__Goal__: Copy every record below exactly.

__Data listing__:
^^^^^^^^

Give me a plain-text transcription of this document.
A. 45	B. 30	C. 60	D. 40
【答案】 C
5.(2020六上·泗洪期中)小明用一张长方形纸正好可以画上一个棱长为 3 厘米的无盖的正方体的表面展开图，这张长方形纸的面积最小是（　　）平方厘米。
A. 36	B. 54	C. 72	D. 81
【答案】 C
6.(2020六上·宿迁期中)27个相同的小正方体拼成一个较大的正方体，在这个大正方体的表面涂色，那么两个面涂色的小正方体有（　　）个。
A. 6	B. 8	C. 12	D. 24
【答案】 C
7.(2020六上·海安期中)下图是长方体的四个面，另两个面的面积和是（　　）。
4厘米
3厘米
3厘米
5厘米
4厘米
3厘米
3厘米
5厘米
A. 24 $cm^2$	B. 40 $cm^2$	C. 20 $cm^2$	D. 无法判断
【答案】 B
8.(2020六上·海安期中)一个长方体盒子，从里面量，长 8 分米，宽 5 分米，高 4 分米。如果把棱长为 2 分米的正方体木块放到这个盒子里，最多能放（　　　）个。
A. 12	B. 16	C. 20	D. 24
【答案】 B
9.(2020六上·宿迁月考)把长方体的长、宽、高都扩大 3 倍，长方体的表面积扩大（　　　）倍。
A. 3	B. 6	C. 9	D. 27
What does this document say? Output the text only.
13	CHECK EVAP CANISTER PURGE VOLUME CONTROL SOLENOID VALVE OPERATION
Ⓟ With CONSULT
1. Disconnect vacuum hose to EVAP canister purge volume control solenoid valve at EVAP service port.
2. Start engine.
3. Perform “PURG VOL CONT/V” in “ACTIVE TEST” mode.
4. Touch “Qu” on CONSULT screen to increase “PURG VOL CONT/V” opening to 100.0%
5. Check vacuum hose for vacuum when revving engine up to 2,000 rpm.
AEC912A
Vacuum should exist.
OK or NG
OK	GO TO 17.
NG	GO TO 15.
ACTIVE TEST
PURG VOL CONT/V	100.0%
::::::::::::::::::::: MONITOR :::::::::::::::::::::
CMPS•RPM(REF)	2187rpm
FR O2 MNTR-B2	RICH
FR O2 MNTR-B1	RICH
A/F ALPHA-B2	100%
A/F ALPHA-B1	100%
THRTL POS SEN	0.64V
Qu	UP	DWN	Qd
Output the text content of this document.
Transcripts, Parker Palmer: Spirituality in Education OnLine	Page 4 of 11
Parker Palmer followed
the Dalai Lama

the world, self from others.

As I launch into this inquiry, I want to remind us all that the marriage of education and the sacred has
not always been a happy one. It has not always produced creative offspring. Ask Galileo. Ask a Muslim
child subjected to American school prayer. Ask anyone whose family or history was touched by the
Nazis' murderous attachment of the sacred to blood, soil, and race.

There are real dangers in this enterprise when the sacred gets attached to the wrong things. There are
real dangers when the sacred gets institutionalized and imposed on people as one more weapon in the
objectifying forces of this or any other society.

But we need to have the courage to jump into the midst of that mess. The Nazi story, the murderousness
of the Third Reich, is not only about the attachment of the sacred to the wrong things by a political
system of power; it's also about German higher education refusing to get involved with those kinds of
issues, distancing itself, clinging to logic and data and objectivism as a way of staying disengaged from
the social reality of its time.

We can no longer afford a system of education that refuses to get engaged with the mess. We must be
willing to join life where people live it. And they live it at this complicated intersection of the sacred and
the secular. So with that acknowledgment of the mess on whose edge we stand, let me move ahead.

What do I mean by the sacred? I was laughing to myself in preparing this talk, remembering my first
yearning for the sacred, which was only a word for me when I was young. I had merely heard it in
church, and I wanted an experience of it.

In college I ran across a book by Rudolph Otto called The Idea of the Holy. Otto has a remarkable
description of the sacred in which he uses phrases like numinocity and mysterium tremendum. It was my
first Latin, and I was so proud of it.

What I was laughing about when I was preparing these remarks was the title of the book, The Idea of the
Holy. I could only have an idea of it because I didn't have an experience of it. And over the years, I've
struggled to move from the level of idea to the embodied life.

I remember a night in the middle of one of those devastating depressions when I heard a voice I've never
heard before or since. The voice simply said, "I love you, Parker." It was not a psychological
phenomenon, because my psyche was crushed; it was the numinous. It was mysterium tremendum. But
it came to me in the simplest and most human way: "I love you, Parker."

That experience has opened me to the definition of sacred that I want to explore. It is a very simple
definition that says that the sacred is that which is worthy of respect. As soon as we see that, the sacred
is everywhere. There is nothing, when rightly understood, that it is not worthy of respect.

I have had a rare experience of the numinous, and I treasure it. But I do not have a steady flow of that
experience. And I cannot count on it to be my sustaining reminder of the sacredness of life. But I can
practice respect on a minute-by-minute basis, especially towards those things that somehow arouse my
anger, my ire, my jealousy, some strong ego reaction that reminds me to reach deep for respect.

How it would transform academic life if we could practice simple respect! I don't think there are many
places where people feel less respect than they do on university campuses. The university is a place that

^^^^^^^^

__Right answer__:
Give me a plain-text transcription of this document.
A. 45	B. 30	C. 60	D. 40
【答案】 C
5.(2020六上·泗洪期中)小明用一张长方形纸正好可以画上一个棱长为 3 厘米的无盖的正方体的表面展开图，这张长方形纸的面积最小是（　　）平方厘米。
A. 36	B. 54	C. 72	D. 81
【答案】 C
6.(2020六上·宿迁期中)27个相同的小正方体拼成一个较大的正方体，在这个大正方体的表面涂色，那么两个面涂色的小正方体有（　　）个。
A. 6	B. 8	C. 12	D. 24
【答案】 C
7.(2020六上·海安期中)下图是长方体的四个面，另两个面的面积和是（　　）。
4厘米
3厘米
3厘米
5厘米
4厘米
3厘米
3厘米
5厘米
A. 24 $cm^2$	B. 40 $cm^2$	C. 20 $cm^2$	D. 无法判断
【答案】 B
8.(2020六上·海安期中)一个长方体盒子，从里面量，长 8 分米，宽 5 分米，高 4 分米。如果把棱长为 2 分米的正方体木块放到这个盒子里，最多能放（　　　）个。
A. 12	B. 16	C. 20	D. 24
【答案】 B
9.(2020六上·宿迁月考)把长方体的长、宽、高都扩大 3 倍，长方体的表面积扩大（　　　）倍。
A. 3	B. 6	C. 9	D. 27
What does this document say? Output the text only.
13	CHECK EVAP CANISTER PURGE VOLUME CONTROL SOLENOID VALVE OPERATION
Ⓟ With CONSULT
1. Disconnect vacuum hose to EVAP canister purge volume control solenoid valve at EVAP service port.
2. Start engine.
3. Perform “PURG VOL CONT/V” in “ACTIVE TEST” mode.
4. Touch “Qu” on CONSULT screen to increase “PURG VOL CONT/V” opening to 100.0%
5. Check vacuum hose for vacuum when revving engine up to 2,000 rpm.
AEC912A
Vacuum should exist.
OK or NG
OK	GO TO 17.
NG	GO TO 15.
ACTIVE TEST
PURG VOL CONT/V	100.0%
::::::::::::::::::::: MONITOR :::::::::::::::::::::
CMPS•RPM(REF)	2187rpm
FR O2 MNTR-B2	RICH
FR O2 MNTR-B1	RICH
A/F ALPHA-B2	100%
A/F ALPHA-B1	100%
THRTL POS SEN	0.64V
Qu	UP	DWN	Qd
Output the text content of this document.
Transcripts, Parker Palmer: Spirituality in Education OnLine	Page 4 of 11
Parker Palmer followed
the Dalai Lama

the world, self from others.

As I launch into this inquiry, I want to remind us all that the marriage of education and the sacred has
not always been a happy one. It has not always produced creative offspring. Ask Galileo. Ask a Muslim
child subjected to American school prayer. Ask anyone whose family or history was touched by the
Nazis' murderous attachment of the sacred to blood, soil, and race.

There are real dangers in this enterprise when the sacred gets attached to the wrong things. There are
real dangers when the sacred gets institutionalized and imposed on people as one more weapon in the
objectifying forces of this or any other society.

But we need to have the courage to jump into the midst of that mess. The Nazi story, the murderousness
of the Third Reich, is not only about the attachment of the sacred to the wrong things by a political
system of power; it's also about German higher education refusing to get involved with those kinds of
issues, distancing itself, clinging to logic and data and objectivism as a way of staying disengaged from
the social reality of its time.

We can no longer afford a system of education that refuses to get engaged with the mess. We must be
willing to join life where people live it. And they live it at this complicated intersection of the sacred and
the secular. So with that acknowledgment of the mess on whose edge we stand, let me move ahead.

What do I mean by the sacred? I was laughing to myself in preparing this talk, remembering my first
yearning for the sacred, which was only a word for me when I was young. I had merely heard it in
church, and I wanted an experience of it.

In college I ran across a book by Rudolph Otto called The Idea of the Holy. Otto has a remarkable
description of the sacred in which he uses phrases like numinocity and mysterium tremendum. It was my
first Latin, and I was so proud of it.

What I was laughing about when I was preparing these remarks was the title of the book, The Idea of the
Holy. I could only have an idea of it because I didn't have an experience of it. And over the years, I've
struggled to move from the level of idea to the embodied life.

I remember a night in the middle of one of those devastating depressions when I heard a voice I've never
heard before or since. The voice simply said, "I love you, Parker." It was not a psychological
phenomenon, because my psyche was crushed; it was the numinous. It was mysterium tremendum. But
it came to me in the simplest and most human way: "I love you, Parker."

That experience has opened me to the definition of sacred that I want to explore. It is a very simple
definition that says that the sacred is that which is worthy of respect. As soon as we see that, the sacred
is everywhere. There is nothing, when rightly understood, that it is not worthy of respect.

I have had a rare experience of the numinous, and I treasure it. But I do not have a steady flow of that
experience. And I cannot count on it to be my sustaining reminder of the sacredness of life. But I can
practice respect on a minute-by-minute basis, especially towards those things that somehow arouse my
anger, my ire, my jealousy, some strong ego reaction that reminds me to reach deep for respect.

How it would transform academic life if we could practice simple respect! I don't think there are many
places where people feel less respect than they do on university campuses. The university is a place that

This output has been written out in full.